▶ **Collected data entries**
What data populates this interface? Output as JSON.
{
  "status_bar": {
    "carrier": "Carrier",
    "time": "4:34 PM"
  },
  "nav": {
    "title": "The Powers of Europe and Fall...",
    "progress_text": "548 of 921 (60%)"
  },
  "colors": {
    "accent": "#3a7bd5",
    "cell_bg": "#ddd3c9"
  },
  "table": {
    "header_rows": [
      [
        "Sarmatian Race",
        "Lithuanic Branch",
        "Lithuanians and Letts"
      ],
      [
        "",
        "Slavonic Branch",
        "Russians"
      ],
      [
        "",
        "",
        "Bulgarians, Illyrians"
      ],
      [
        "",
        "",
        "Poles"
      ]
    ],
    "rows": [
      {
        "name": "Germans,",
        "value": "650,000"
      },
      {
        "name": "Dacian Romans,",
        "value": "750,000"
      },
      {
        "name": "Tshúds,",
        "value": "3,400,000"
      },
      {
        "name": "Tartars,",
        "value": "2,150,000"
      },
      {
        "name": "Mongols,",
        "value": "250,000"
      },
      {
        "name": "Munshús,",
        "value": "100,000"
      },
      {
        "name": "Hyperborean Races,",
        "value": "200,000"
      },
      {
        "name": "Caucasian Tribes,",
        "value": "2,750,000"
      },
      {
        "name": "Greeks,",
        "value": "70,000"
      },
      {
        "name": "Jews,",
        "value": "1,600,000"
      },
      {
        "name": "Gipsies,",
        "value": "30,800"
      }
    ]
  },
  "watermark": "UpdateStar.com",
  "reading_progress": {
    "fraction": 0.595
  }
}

▶ **Task prompt**
Pick out and copy the lines of the material that include the word "name".

▶ **Answer to the exercise**
        "name": "Germans,",
        "name": "Dacian Romans,",
        "name": "Tshúds,",
        "name": "Tartars,",
        "name": "Mongols,",
        "name": "Munshús,",
        "name": "Hyperborean Races,",
        "name": "Caucasian Tribes,",
        "name": "Greeks,",
        "name": "Jews,",
        "name": "Gipsies,",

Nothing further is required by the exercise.